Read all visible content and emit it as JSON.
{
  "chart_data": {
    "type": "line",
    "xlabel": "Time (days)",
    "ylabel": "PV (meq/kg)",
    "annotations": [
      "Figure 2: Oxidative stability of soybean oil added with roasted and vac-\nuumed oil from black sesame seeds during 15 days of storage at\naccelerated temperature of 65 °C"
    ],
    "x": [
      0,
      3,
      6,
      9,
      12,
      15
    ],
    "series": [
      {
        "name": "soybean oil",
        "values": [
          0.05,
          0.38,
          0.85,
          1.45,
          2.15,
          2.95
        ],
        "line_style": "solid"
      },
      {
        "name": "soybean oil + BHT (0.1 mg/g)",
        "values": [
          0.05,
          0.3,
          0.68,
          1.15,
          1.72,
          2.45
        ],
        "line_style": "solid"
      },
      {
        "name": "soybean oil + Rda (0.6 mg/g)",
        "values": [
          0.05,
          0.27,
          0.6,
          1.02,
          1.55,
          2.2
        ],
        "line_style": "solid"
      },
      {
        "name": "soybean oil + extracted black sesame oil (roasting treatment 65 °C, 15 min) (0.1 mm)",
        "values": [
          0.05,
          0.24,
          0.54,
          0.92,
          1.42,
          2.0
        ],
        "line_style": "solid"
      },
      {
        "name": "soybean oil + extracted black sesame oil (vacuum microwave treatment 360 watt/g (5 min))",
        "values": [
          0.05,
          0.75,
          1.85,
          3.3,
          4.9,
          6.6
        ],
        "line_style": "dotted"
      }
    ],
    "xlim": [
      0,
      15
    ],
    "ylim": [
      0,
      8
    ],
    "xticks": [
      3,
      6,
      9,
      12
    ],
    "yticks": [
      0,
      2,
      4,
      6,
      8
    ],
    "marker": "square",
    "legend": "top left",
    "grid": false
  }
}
---+---
_The exercise_: Each line of the listing above should be output exactly.

_Task answer_:
Read all visible content and emit it as JSON.
{
  "chart_data": {
    "type": "line",
    "xlabel": "Time (days)",
    "ylabel": "PV (meq/kg)",
    "annotations": [
      "Figure 2: Oxidative stability of soybean oil added with roasted and vac-\nuumed oil from black sesame seeds during 15 days of storage at\naccelerated temperature of 65 °C"
    ],
    "x": [
      0,
      3,
      6,
      9,
      12,
      15
    ],
    "series": [
      {
        "name": "soybean oil",
        "values": [
          0.05,
          0.38,
          0.85,
          1.45,
          2.15,
          2.95
        ],
        "line_style": "solid"
      },
      {
        "name": "soybean oil + BHT (0.1 mg/g)",
        "values": [
          0.05,
          0.3,
          0.68,
          1.15,
          1.72,
          2.45
        ],
        "line_style": "solid"
      },
      {
        "name": "soybean oil + Rda (0.6 mg/g)",
        "values": [
          0.05,
          0.27,
          0.6,
          1.02,
          1.55,
          2.2
        ],
        "line_style": "solid"
      },
      {
        "name": "soybean oil + extracted black sesame oil (roasting treatment 65 °C, 15 min) (0.1 mm)",
        "values": [
          0.05,
          0.24,
          0.54,
          0.92,
          1.42,
          2.0
        ],
        "line_style": "solid"
      },
      {
        "name": "soybean oil + extracted black sesame oil (vacuum microwave treatment 360 watt/g (5 min))",
        "values": [
          0.05,
          0.75,
          1.85,
          3.3,
          4.9,
          6.6
        ],
        "line_style": "dotted"
      }
    ],
    "xlim": [
      0,
      15
    ],
    "ylim": [
      0,
      8
    ],
    "xticks": [
      3,
      6,
      9,
      12
    ],
    "yticks": [
      0,
      2,
      4,
      6,
      8
    ],
    "marker": "square",
    "legend": "top left",
    "grid": false
  }
}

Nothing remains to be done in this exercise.